■ **Your task**: Skip the pictures and repeat each line of the data exactly.

:: The data ::

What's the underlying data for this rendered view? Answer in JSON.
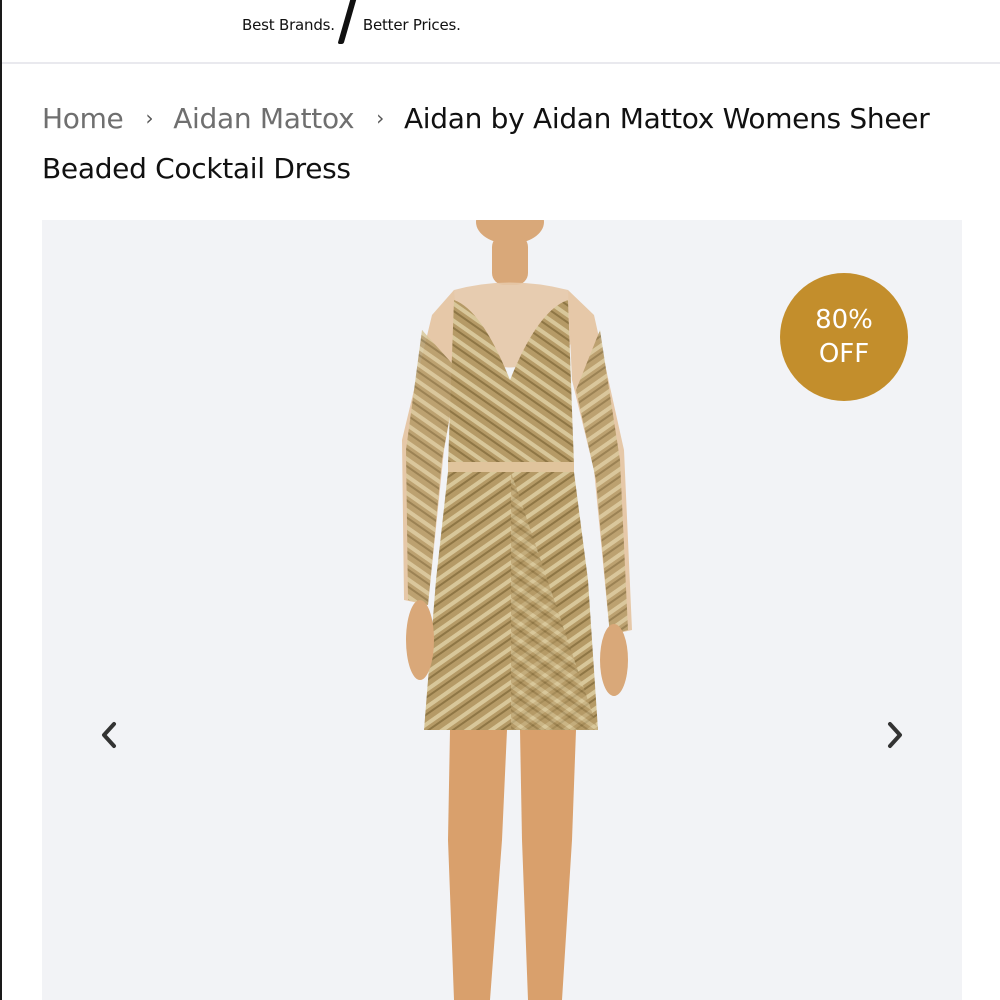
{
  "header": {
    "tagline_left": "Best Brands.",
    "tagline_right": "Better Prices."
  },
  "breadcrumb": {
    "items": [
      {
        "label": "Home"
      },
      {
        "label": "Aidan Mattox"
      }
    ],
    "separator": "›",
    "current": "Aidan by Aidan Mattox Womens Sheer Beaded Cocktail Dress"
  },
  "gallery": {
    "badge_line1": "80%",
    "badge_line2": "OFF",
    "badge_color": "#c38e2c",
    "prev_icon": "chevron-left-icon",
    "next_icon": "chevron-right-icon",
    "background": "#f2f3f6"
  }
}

:::

■ **Reply to the task**:
What's the underlying data for this rendered view? Answer in JSON.
{
  "header": {
    "tagline_left": "Best Brands.",
    "tagline_right": "Better Prices."
  },
  "breadcrumb": {
    "items": [
      {
        "label": "Home"
      },
      {
        "label": "Aidan Mattox"
      }
    ],
    "separator": "›",
    "current": "Aidan by Aidan Mattox Womens Sheer Beaded Cocktail Dress"
  },
  "gallery": {
    "badge_line1": "80%",
    "badge_line2": "OFF",
    "badge_color": "#c38e2c",
    "prev_icon": "chevron-left-icon",
    "next_icon": "chevron-right-icon",
    "background": "#f2f3f6"
  }
}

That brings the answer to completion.